Data entries:
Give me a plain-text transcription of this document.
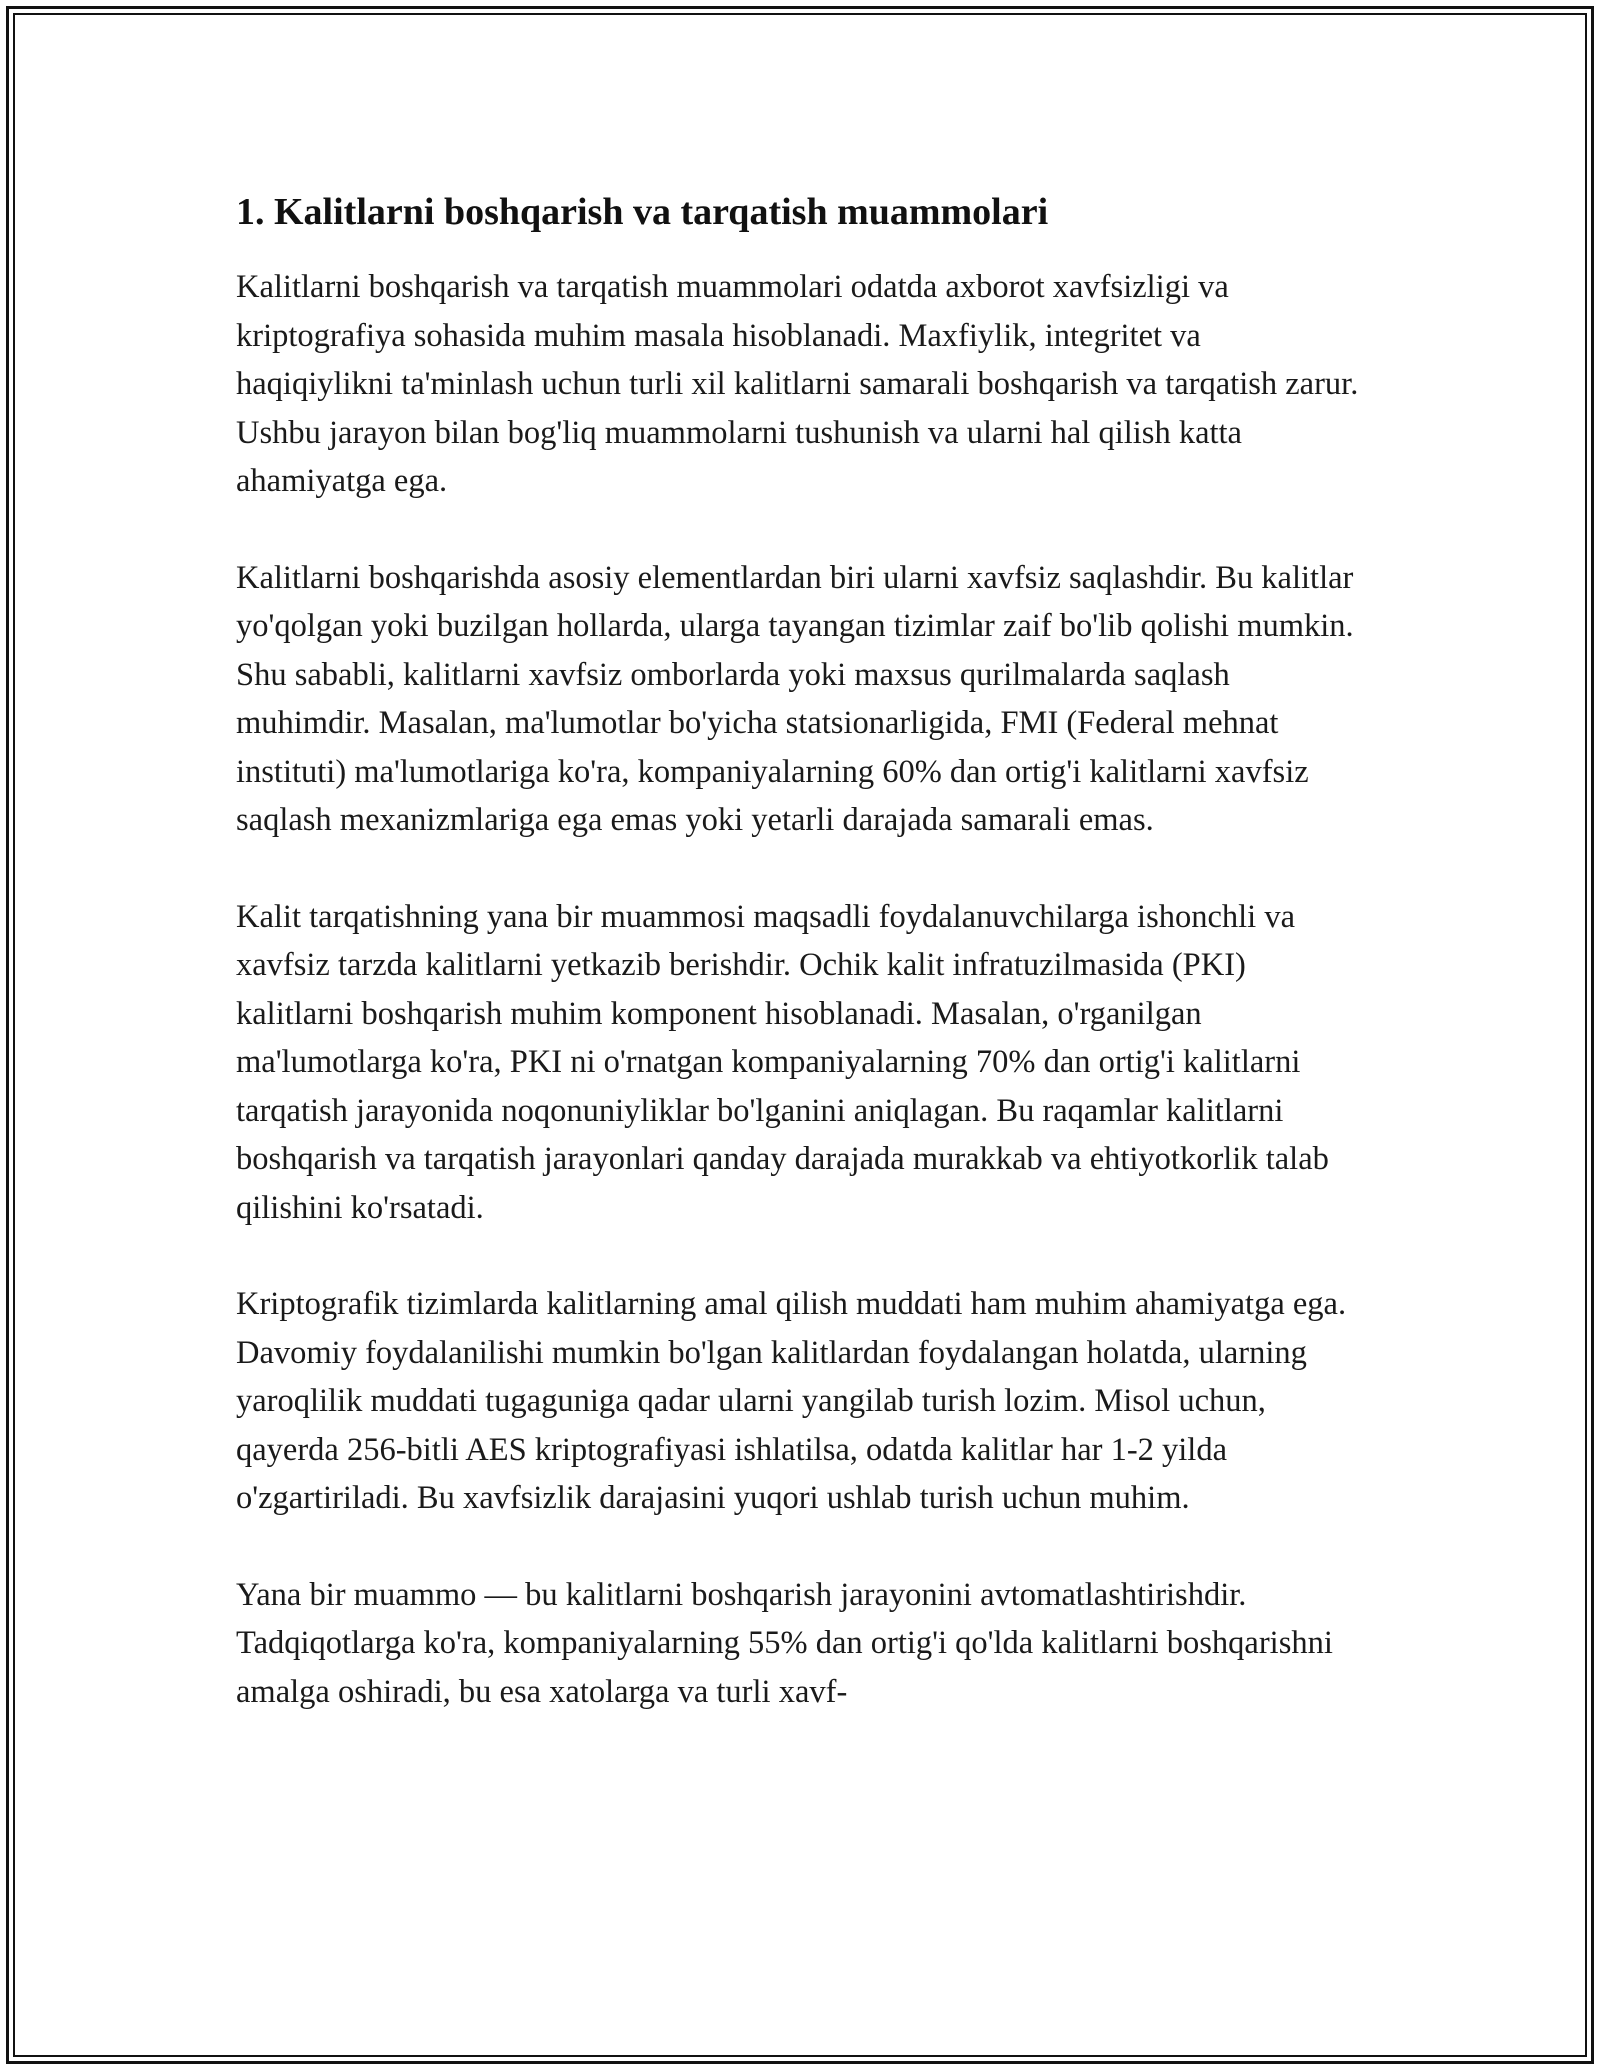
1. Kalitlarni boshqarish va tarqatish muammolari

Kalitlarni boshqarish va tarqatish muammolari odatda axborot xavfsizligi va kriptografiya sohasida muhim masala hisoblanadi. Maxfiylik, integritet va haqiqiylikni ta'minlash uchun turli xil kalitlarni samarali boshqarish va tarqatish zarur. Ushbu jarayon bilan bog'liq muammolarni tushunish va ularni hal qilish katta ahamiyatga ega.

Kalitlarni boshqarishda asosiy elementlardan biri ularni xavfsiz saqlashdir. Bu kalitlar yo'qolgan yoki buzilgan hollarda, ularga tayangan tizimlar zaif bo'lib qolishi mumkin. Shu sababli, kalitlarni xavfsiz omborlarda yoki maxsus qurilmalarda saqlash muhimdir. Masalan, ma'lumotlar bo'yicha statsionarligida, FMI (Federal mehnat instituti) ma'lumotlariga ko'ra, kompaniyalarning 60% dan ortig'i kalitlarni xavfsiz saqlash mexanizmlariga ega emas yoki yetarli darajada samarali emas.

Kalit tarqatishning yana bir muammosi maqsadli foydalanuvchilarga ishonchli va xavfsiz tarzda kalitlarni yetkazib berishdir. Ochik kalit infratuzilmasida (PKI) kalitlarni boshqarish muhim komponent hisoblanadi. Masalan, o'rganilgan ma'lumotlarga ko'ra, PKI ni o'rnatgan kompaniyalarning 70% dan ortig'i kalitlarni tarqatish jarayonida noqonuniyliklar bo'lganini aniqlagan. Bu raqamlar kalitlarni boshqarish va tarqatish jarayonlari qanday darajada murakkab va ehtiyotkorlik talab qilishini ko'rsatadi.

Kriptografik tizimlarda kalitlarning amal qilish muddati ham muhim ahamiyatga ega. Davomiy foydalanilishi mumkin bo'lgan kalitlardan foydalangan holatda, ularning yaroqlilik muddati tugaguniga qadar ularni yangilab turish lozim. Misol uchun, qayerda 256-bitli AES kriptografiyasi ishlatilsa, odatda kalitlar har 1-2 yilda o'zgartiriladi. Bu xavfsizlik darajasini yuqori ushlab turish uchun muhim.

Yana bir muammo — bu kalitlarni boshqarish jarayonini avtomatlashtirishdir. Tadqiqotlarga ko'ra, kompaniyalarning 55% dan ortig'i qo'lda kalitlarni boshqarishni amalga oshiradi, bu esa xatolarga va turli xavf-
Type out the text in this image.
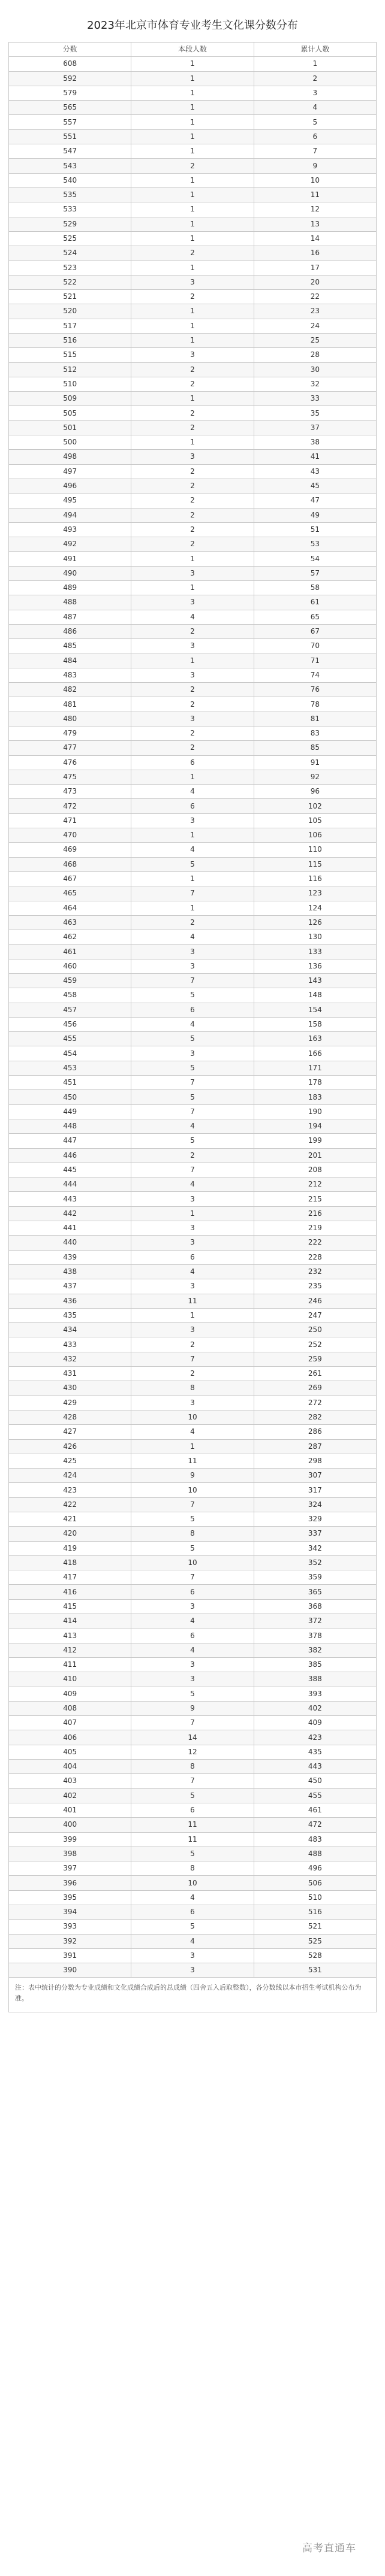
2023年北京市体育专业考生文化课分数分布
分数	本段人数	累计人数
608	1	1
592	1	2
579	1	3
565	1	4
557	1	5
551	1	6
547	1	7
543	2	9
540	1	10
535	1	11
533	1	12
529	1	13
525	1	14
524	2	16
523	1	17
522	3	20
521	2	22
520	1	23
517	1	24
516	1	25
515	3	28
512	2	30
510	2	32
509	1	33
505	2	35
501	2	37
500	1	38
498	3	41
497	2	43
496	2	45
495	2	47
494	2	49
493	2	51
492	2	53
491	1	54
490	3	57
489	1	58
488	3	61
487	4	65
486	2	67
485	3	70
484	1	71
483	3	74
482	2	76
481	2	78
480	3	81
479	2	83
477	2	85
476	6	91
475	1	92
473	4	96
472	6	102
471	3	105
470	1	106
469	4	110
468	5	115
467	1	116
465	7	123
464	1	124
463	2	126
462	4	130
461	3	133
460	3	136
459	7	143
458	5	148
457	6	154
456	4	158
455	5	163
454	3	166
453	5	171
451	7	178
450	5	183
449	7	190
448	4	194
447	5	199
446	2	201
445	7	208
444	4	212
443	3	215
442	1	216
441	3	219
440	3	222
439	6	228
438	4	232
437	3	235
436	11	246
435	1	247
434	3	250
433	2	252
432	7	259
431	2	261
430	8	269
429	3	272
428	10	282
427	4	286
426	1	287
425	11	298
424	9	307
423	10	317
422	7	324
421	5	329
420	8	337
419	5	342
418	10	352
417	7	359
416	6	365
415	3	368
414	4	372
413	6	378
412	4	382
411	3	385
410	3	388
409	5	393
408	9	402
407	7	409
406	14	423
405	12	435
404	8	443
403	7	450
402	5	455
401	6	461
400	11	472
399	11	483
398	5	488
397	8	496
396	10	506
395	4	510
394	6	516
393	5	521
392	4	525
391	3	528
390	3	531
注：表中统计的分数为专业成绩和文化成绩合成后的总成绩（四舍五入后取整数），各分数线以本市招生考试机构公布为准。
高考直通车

- _Written request_: Count every line in the preceding entries where the string "text" appears, then state only the total.

- _Task solution_: 2